### Task goal
Examine the entries and show every line in which the word "account" is found.

___ Records for processing

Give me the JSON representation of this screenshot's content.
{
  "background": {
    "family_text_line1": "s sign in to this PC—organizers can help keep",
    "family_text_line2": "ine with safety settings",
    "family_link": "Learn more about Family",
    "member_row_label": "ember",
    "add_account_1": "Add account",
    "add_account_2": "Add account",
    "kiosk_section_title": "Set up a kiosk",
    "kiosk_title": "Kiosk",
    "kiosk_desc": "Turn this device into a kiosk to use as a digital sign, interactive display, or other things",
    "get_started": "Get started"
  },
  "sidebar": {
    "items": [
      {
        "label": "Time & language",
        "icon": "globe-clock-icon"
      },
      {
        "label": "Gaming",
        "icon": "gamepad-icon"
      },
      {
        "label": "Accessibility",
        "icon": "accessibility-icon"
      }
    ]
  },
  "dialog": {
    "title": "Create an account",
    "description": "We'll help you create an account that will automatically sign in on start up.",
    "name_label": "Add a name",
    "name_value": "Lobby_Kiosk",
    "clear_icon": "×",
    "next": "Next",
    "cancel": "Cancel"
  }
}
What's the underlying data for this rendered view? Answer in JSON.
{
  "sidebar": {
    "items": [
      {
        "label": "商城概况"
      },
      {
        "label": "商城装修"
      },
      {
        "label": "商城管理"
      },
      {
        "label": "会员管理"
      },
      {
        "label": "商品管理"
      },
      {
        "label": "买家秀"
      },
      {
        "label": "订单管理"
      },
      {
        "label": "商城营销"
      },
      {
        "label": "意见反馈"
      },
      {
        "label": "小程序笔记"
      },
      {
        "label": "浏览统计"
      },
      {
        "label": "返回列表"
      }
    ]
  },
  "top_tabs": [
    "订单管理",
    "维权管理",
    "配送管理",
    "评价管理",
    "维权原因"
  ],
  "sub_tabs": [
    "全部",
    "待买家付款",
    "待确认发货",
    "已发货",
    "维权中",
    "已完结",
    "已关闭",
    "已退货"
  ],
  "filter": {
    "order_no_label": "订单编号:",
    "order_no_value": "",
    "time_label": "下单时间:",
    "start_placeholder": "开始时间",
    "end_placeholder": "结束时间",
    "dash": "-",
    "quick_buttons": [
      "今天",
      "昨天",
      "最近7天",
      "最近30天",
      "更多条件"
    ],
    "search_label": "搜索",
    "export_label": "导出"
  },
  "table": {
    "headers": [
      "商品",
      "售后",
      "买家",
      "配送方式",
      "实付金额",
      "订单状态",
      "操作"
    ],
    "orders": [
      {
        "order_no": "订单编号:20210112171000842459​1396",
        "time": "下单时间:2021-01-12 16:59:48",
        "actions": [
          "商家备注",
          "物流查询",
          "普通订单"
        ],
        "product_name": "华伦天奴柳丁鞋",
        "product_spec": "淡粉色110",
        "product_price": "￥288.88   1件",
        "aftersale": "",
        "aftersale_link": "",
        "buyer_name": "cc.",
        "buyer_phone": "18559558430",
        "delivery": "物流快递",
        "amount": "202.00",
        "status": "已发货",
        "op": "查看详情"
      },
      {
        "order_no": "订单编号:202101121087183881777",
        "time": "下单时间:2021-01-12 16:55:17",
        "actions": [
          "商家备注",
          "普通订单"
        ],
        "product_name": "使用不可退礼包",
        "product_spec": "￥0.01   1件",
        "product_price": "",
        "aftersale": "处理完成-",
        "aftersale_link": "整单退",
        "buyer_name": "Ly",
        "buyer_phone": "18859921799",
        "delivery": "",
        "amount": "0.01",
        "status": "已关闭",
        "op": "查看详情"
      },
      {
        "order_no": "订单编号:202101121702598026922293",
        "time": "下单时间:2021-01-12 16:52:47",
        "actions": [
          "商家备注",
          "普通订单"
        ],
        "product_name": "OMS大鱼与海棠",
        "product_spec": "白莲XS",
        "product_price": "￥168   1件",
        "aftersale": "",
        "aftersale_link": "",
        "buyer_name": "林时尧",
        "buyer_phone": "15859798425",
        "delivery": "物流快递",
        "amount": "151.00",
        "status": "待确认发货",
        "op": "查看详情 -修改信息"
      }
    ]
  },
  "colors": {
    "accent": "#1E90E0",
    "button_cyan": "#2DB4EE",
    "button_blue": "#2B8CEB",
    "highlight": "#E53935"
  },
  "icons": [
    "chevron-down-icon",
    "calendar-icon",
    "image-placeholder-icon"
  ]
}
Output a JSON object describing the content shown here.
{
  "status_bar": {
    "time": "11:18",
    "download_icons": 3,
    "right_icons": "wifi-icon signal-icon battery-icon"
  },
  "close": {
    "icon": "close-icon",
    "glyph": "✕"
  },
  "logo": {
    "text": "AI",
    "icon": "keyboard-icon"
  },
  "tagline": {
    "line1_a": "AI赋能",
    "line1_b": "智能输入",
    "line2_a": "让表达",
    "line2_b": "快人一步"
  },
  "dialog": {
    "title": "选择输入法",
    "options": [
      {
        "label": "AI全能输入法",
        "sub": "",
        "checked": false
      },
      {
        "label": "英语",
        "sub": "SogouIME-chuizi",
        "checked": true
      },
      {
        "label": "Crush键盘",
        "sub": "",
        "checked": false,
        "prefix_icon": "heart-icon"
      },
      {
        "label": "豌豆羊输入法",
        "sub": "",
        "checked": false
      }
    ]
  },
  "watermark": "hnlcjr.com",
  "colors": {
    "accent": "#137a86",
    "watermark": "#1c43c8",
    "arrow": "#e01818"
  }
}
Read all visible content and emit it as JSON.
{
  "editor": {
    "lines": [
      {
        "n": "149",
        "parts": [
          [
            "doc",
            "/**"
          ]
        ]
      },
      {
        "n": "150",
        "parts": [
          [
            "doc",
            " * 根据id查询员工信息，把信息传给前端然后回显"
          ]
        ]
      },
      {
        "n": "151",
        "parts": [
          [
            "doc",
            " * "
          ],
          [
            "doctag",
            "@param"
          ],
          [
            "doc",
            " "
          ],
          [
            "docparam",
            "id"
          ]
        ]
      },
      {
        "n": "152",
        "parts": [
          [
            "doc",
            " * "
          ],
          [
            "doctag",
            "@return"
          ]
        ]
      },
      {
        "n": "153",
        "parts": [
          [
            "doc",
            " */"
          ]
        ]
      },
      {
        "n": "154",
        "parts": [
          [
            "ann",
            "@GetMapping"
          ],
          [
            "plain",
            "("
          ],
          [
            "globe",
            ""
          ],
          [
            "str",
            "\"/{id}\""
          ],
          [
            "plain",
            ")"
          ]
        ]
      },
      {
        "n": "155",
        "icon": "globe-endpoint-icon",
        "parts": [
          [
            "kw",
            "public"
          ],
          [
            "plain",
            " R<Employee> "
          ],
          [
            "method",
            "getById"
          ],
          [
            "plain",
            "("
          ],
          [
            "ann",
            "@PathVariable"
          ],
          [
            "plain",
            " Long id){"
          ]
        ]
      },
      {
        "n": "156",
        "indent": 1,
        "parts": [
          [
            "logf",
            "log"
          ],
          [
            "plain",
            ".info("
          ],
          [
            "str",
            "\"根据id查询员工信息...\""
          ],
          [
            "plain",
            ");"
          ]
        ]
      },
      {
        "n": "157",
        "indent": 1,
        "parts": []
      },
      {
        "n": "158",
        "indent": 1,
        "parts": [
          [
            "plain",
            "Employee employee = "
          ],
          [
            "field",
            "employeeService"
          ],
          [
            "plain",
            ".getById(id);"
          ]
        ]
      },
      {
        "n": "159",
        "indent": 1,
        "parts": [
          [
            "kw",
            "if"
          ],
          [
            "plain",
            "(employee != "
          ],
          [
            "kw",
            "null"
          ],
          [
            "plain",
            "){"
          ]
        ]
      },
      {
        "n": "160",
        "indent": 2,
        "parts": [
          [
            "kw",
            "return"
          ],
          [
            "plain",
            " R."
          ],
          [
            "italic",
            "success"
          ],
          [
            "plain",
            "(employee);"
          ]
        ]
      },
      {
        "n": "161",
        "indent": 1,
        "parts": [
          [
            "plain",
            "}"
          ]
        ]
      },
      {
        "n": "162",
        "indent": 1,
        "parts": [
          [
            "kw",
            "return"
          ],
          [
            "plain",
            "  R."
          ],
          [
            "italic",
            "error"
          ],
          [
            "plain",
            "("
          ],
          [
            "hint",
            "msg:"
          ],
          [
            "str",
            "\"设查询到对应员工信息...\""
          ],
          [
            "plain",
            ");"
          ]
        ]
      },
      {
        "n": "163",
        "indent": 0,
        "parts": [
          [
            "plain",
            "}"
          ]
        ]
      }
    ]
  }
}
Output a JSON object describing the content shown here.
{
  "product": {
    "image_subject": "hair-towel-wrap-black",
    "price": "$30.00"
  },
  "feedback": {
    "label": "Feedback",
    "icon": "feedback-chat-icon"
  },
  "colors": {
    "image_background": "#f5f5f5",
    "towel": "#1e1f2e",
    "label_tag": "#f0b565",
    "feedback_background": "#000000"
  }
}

______

### Answer to the exercise
    "add_account_1": "Add account",
    "add_account_2": "Add account",
    "title": "Create an account",
    "description": "We'll help you create an account that will automatically sign in on start up.",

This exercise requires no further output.